Short problem -
Tally the lines with the word "necklace" and report the number alone.

Provided material -
↓↓↓

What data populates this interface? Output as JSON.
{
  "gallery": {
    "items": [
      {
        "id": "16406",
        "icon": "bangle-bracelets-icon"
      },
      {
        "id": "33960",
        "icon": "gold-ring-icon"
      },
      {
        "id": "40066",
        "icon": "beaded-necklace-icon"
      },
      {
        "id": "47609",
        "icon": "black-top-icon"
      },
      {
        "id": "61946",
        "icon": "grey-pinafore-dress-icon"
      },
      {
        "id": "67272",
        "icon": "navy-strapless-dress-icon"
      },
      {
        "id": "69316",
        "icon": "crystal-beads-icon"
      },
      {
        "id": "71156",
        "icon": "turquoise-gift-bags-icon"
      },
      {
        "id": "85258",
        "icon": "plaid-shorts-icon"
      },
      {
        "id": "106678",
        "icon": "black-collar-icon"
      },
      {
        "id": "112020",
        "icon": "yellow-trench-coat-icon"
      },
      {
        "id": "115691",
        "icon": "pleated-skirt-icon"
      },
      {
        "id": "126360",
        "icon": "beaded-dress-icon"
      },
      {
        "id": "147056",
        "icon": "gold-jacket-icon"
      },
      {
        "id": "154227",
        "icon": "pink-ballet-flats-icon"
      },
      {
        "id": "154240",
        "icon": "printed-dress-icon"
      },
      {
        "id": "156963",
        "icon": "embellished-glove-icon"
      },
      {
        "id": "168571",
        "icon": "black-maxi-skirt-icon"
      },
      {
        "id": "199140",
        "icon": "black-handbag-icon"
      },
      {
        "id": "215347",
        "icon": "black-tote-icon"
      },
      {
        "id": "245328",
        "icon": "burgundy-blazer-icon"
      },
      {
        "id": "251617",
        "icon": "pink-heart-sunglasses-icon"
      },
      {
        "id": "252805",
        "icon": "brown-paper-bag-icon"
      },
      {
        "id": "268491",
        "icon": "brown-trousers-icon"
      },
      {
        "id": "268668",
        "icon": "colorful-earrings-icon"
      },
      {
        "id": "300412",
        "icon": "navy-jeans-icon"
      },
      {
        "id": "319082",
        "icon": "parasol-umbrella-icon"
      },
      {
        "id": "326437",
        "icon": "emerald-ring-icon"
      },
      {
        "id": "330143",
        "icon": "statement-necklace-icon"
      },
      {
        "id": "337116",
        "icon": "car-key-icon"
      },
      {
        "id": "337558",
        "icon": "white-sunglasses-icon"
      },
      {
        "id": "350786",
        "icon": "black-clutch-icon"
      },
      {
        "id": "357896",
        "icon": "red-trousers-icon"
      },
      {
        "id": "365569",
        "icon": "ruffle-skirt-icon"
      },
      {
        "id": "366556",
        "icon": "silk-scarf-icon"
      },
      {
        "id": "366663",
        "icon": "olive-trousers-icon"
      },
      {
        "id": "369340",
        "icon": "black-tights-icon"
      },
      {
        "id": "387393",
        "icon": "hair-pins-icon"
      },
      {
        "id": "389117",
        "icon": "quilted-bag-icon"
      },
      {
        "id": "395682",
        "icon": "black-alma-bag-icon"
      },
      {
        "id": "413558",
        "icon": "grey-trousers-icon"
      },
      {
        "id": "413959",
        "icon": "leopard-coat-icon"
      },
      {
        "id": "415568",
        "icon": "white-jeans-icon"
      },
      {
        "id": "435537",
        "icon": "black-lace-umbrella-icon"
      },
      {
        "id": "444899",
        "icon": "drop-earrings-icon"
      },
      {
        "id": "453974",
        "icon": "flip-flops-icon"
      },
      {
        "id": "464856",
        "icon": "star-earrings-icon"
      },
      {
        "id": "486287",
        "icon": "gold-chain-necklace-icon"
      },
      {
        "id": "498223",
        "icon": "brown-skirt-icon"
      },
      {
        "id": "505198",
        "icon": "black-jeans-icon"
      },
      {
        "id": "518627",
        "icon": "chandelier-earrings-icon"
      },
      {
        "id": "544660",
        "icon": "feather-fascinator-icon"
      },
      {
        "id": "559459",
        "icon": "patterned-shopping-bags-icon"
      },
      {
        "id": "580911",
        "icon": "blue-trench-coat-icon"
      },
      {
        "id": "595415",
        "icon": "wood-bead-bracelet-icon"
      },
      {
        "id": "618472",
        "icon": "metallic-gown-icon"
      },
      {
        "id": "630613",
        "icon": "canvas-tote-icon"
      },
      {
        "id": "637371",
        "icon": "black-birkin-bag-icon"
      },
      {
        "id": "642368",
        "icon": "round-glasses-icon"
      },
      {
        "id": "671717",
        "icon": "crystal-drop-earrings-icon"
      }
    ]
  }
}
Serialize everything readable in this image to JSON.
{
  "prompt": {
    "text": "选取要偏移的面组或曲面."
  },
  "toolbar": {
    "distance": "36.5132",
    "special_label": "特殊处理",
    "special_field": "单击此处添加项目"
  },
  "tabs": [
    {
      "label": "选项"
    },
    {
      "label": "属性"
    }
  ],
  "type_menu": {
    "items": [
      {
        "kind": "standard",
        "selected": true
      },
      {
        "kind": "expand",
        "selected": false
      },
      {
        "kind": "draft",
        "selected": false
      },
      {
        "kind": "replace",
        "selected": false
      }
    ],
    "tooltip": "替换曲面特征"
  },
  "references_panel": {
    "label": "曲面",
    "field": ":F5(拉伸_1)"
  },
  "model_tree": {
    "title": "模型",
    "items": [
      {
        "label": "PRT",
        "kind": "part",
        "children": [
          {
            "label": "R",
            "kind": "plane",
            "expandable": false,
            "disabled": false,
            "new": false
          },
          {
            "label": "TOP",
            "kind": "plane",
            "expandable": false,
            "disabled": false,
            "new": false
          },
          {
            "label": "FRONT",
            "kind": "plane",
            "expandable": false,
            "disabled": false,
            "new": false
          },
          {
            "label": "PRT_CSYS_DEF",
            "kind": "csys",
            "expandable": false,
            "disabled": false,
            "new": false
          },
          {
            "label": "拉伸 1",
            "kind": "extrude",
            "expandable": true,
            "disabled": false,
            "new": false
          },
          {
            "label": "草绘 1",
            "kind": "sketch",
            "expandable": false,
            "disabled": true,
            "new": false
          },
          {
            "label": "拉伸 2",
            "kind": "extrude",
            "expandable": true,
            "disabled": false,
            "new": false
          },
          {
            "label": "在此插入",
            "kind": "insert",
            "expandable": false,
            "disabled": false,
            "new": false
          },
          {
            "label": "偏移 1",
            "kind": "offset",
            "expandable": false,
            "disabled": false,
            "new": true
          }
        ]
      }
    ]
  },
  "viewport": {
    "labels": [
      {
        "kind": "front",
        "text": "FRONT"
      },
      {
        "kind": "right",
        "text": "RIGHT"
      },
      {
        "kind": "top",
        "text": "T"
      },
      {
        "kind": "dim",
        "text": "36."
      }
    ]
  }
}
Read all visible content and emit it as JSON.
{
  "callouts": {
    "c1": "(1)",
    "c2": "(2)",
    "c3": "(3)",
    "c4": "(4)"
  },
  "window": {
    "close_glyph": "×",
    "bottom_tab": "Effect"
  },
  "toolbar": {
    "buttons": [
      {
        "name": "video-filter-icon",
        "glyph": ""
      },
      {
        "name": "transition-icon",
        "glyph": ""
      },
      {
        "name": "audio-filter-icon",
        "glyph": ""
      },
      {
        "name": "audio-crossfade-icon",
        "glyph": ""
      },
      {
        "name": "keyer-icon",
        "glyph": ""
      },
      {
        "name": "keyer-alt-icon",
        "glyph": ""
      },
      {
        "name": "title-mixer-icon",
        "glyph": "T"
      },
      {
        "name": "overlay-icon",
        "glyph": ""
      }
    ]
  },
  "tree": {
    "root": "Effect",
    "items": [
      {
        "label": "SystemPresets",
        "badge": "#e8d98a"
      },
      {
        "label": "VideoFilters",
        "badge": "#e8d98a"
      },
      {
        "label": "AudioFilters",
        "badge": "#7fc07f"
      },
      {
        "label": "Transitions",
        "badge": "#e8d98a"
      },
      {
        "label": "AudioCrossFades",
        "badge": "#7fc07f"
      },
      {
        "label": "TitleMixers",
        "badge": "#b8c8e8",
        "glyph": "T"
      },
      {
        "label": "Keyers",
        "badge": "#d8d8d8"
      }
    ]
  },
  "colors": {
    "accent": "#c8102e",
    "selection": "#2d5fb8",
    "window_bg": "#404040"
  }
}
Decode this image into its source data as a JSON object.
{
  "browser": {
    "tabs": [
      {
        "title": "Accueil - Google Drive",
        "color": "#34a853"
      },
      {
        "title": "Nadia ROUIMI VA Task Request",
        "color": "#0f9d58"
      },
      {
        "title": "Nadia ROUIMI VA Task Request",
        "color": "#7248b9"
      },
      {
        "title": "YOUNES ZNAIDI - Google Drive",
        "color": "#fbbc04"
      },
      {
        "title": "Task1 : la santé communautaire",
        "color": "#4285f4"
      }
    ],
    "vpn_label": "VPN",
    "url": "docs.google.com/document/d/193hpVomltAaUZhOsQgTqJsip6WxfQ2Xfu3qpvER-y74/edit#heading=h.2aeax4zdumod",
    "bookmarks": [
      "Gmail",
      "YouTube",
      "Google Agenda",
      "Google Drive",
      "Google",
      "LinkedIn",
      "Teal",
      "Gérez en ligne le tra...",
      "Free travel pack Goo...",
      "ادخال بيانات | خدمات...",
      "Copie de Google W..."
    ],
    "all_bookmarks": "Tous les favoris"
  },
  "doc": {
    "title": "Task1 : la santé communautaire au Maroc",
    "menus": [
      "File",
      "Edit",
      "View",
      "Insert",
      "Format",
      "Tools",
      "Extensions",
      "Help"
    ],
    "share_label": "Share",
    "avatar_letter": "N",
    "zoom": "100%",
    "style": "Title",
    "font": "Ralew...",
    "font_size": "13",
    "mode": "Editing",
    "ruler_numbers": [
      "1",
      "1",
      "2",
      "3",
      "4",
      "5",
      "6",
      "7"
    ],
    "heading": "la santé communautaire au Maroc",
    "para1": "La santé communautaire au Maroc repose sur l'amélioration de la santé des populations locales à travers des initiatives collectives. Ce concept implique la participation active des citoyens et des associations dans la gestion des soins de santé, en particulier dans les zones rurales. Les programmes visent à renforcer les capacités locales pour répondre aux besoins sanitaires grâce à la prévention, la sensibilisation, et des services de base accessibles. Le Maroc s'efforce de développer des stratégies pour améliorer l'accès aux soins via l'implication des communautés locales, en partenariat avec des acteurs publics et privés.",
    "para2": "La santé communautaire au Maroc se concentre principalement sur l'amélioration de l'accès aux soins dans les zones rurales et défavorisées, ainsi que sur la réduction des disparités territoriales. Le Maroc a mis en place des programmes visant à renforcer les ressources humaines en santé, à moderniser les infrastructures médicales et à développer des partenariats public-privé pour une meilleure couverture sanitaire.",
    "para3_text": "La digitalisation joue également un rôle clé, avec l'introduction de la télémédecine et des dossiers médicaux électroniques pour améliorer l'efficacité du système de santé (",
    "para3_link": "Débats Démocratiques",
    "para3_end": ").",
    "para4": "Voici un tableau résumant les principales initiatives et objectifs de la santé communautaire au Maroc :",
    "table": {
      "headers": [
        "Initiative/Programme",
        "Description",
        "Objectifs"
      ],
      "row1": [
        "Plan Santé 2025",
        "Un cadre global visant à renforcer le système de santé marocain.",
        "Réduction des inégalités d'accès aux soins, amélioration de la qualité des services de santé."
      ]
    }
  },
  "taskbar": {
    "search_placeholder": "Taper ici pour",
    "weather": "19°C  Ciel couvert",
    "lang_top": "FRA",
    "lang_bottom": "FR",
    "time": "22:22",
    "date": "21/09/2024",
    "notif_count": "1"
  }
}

↑↑↑

Task result -
3